> **STATED PROBLEM**: Copy the entries below exactly. Images do not belong in the copy.
[Start MATERIAL FOR THE TASK]
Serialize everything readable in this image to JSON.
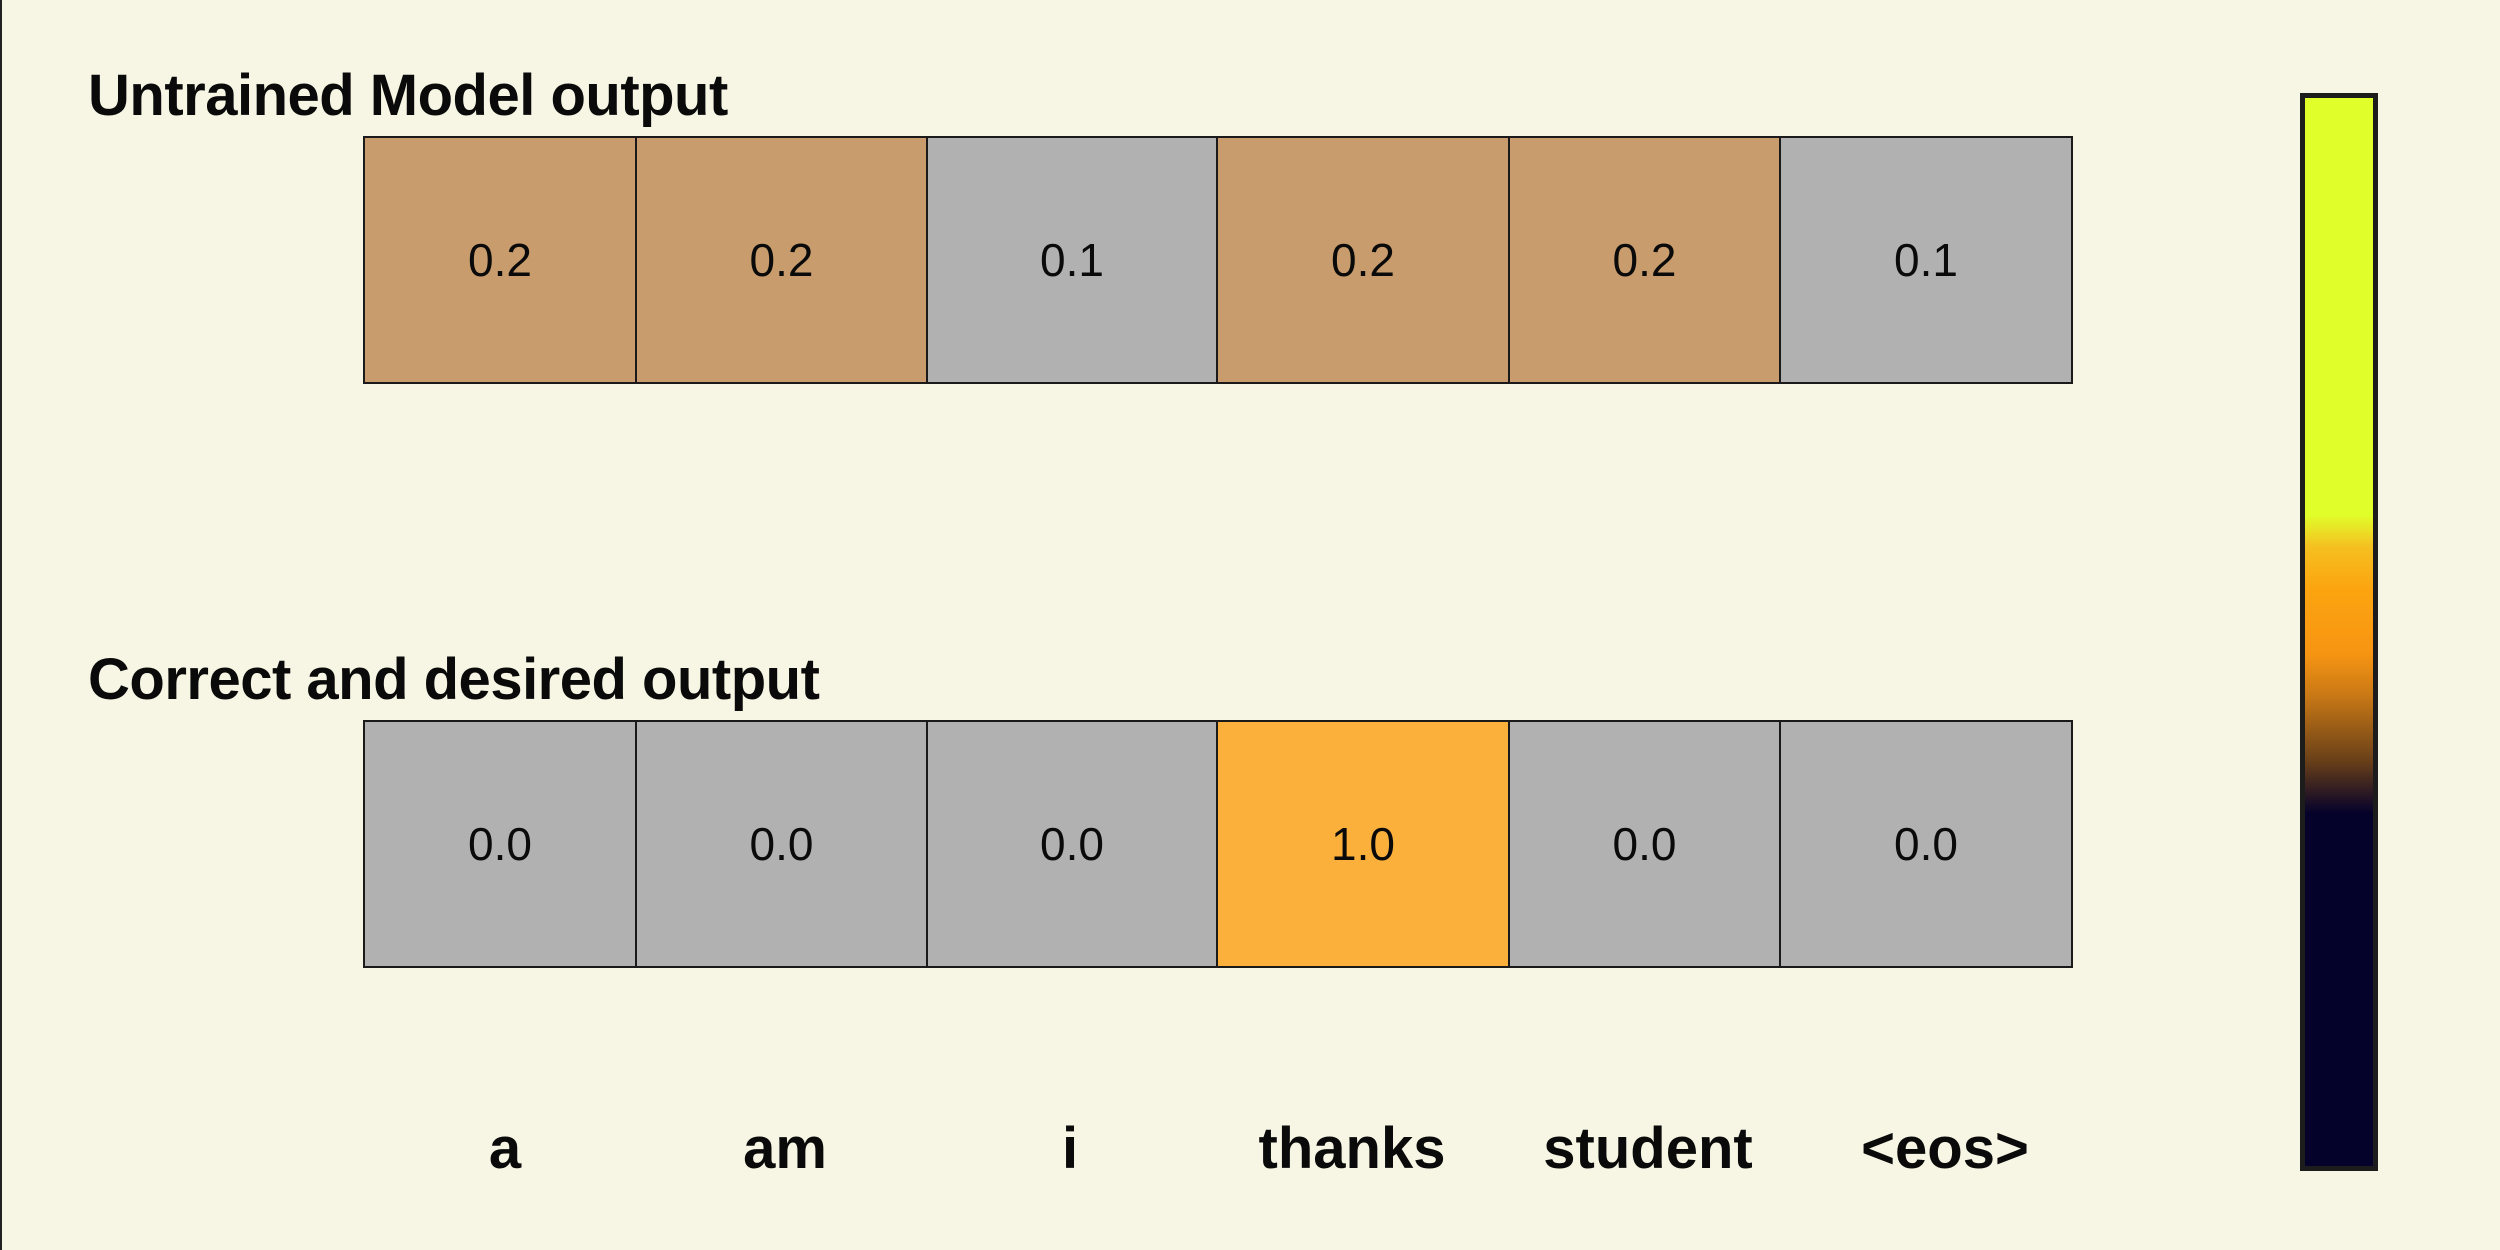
{
  "sections": {
    "untrained": {
      "title": "Untrained Model output",
      "values": [
        "0.2",
        "0.2",
        "0.1",
        "0.2",
        "0.2",
        "0.1"
      ]
    },
    "correct": {
      "title": "Correct and desired output",
      "values": [
        "0.0",
        "0.0",
        "0.0",
        "1.0",
        "0.0",
        "0.0"
      ]
    }
  },
  "vocabulary": [
    "a",
    "am",
    "i",
    "thanks",
    "student",
    "<eos>"
  ],
  "colors": {
    "background": "#f7f6e4",
    "cell_gray": "#b1b1b1",
    "cell_tan": "#c89c6c",
    "cell_orange": "#fbb03b"
  }
}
[End MATERIAL FOR THE TASK]
> **FULL RESPONSE**:
Serialize everything readable in this image to JSON.
{
  "sections": {
    "untrained": {
      "title": "Untrained Model output",
      "values": [
        "0.2",
        "0.2",
        "0.1",
        "0.2",
        "0.2",
        "0.1"
      ]
    },
    "correct": {
      "title": "Correct and desired output",
      "values": [
        "0.0",
        "0.0",
        "0.0",
        "1.0",
        "0.0",
        "0.0"
      ]
    }
  },
  "vocabulary": [
    "a",
    "am",
    "i",
    "thanks",
    "student",
    "<eos>"
  ],
  "colors": {
    "background": "#f7f6e4",
    "cell_gray": "#b1b1b1",
    "cell_tan": "#c89c6c",
    "cell_orange": "#fbb03b"
  }
}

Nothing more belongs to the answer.